[Source records]
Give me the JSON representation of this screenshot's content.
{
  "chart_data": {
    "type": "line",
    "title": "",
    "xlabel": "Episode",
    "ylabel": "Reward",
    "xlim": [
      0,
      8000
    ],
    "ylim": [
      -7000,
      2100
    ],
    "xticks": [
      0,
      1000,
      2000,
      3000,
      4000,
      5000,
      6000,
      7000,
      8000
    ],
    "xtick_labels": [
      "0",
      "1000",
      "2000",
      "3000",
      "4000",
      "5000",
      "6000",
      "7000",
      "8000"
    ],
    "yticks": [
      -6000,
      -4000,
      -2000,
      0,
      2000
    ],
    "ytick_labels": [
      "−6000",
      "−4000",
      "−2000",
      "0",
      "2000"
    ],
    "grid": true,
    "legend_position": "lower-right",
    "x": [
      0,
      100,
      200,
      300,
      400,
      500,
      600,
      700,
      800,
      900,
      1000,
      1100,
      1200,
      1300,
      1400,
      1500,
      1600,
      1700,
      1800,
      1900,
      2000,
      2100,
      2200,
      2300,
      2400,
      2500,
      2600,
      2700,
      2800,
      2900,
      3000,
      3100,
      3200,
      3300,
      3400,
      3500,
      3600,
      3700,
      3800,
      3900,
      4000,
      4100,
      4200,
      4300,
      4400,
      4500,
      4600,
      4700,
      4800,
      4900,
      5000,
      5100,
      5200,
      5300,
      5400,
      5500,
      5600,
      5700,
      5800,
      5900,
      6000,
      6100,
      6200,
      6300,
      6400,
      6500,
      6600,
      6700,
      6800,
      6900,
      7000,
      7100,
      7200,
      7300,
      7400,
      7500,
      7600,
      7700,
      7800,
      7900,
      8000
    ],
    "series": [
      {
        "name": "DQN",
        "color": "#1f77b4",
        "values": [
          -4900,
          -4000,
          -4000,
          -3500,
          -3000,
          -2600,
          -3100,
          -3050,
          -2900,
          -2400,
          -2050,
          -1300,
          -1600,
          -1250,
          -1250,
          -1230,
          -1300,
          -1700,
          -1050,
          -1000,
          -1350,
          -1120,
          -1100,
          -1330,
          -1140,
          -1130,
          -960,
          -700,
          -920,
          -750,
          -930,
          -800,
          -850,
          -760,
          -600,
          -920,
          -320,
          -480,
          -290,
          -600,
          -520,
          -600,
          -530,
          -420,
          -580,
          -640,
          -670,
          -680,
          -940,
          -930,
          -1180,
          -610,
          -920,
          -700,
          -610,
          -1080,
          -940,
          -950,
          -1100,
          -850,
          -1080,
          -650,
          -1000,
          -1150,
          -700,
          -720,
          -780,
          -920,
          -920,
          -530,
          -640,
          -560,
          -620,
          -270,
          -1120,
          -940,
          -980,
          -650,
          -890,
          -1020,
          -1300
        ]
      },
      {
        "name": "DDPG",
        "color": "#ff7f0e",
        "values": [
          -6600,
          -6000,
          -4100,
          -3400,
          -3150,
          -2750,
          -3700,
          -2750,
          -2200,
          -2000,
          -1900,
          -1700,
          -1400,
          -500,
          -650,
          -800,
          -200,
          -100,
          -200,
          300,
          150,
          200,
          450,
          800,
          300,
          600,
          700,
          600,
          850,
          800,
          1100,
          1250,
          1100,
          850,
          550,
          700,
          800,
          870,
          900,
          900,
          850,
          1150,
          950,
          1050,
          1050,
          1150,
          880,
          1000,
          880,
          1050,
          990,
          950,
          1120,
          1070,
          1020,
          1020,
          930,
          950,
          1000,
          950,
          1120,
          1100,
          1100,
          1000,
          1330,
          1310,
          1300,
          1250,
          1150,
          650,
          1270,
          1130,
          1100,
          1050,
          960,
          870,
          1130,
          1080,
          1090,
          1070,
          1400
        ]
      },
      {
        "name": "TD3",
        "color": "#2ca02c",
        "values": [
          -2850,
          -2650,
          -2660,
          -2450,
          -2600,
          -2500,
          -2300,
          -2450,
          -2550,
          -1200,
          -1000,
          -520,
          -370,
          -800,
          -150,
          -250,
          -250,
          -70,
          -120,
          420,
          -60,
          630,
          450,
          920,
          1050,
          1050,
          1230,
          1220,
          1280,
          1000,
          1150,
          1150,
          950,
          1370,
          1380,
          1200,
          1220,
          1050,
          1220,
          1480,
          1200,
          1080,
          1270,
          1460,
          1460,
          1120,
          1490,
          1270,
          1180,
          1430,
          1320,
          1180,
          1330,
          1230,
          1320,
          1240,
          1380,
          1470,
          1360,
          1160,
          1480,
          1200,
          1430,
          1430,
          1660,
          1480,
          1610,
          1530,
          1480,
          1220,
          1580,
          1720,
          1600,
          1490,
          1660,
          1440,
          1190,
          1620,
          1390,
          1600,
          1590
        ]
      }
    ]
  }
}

What you have to do: Each line of the material should be echoed exactly.

Solution:
Give me the JSON representation of this screenshot's content.
{
  "chart_data": {
    "type": "line",
    "title": "",
    "xlabel": "Episode",
    "ylabel": "Reward",
    "xlim": [
      0,
      8000
    ],
    "ylim": [
      -7000,
      2100
    ],
    "xticks": [
      0,
      1000,
      2000,
      3000,
      4000,
      5000,
      6000,
      7000,
      8000
    ],
    "xtick_labels": [
      "0",
      "1000",
      "2000",
      "3000",
      "4000",
      "5000",
      "6000",
      "7000",
      "8000"
    ],
    "yticks": [
      -6000,
      -4000,
      -2000,
      0,
      2000
    ],
    "ytick_labels": [
      "−6000",
      "−4000",
      "−2000",
      "0",
      "2000"
    ],
    "grid": true,
    "legend_position": "lower-right",
    "x": [
      0,
      100,
      200,
      300,
      400,
      500,
      600,
      700,
      800,
      900,
      1000,
      1100,
      1200,
      1300,
      1400,
      1500,
      1600,
      1700,
      1800,
      1900,
      2000,
      2100,
      2200,
      2300,
      2400,
      2500,
      2600,
      2700,
      2800,
      2900,
      3000,
      3100,
      3200,
      3300,
      3400,
      3500,
      3600,
      3700,
      3800,
      3900,
      4000,
      4100,
      4200,
      4300,
      4400,
      4500,
      4600,
      4700,
      4800,
      4900,
      5000,
      5100,
      5200,
      5300,
      5400,
      5500,
      5600,
      5700,
      5800,
      5900,
      6000,
      6100,
      6200,
      6300,
      6400,
      6500,
      6600,
      6700,
      6800,
      6900,
      7000,
      7100,
      7200,
      7300,
      7400,
      7500,
      7600,
      7700,
      7800,
      7900,
      8000
    ],
    "series": [
      {
        "name": "DQN",
        "color": "#1f77b4",
        "values": [
          -4900,
          -4000,
          -4000,
          -3500,
          -3000,
          -2600,
          -3100,
          -3050,
          -2900,
          -2400,
          -2050,
          -1300,
          -1600,
          -1250,
          -1250,
          -1230,
          -1300,
          -1700,
          -1050,
          -1000,
          -1350,
          -1120,
          -1100,
          -1330,
          -1140,
          -1130,
          -960,
          -700,
          -920,
          -750,
          -930,
          -800,
          -850,
          -760,
          -600,
          -920,
          -320,
          -480,
          -290,
          -600,
          -520,
          -600,
          -530,
          -420,
          -580,
          -640,
          -670,
          -680,
          -940,
          -930,
          -1180,
          -610,
          -920,
          -700,
          -610,
          -1080,
          -940,
          -950,
          -1100,
          -850,
          -1080,
          -650,
          -1000,
          -1150,
          -700,
          -720,
          -780,
          -920,
          -920,
          -530,
          -640,
          -560,
          -620,
          -270,
          -1120,
          -940,
          -980,
          -650,
          -890,
          -1020,
          -1300
        ]
      },
      {
        "name": "DDPG",
        "color": "#ff7f0e",
        "values": [
          -6600,
          -6000,
          -4100,
          -3400,
          -3150,
          -2750,
          -3700,
          -2750,
          -2200,
          -2000,
          -1900,
          -1700,
          -1400,
          -500,
          -650,
          -800,
          -200,
          -100,
          -200,
          300,
          150,
          200,
          450,
          800,
          300,
          600,
          700,
          600,
          850,
          800,
          1100,
          1250,
          1100,
          850,
          550,
          700,
          800,
          870,
          900,
          900,
          850,
          1150,
          950,
          1050,
          1050,
          1150,
          880,
          1000,
          880,
          1050,
          990,
          950,
          1120,
          1070,
          1020,
          1020,
          930,
          950,
          1000,
          950,
          1120,
          1100,
          1100,
          1000,
          1330,
          1310,
          1300,
          1250,
          1150,
          650,
          1270,
          1130,
          1100,
          1050,
          960,
          870,
          1130,
          1080,
          1090,
          1070,
          1400
        ]
      },
      {
        "name": "TD3",
        "color": "#2ca02c",
        "values": [
          -2850,
          -2650,
          -2660,
          -2450,
          -2600,
          -2500,
          -2300,
          -2450,
          -2550,
          -1200,
          -1000,
          -520,
          -370,
          -800,
          -150,
          -250,
          -250,
          -70,
          -120,
          420,
          -60,
          630,
          450,
          920,
          1050,
          1050,
          1230,
          1220,
          1280,
          1000,
          1150,
          1150,
          950,
          1370,
          1380,
          1200,
          1220,
          1050,
          1220,
          1480,
          1200,
          1080,
          1270,
          1460,
          1460,
          1120,
          1490,
          1270,
          1180,
          1430,
          1320,
          1180,
          1330,
          1230,
          1320,
          1240,
          1380,
          1470,
          1360,
          1160,
          1480,
          1200,
          1430,
          1430,
          1660,
          1480,
          1610,
          1530,
          1480,
          1220,
          1580,
          1720,
          1600,
          1490,
          1660,
          1440,
          1190,
          1620,
          1390,
          1600,
          1590
        ]
      }
    ]
  }
}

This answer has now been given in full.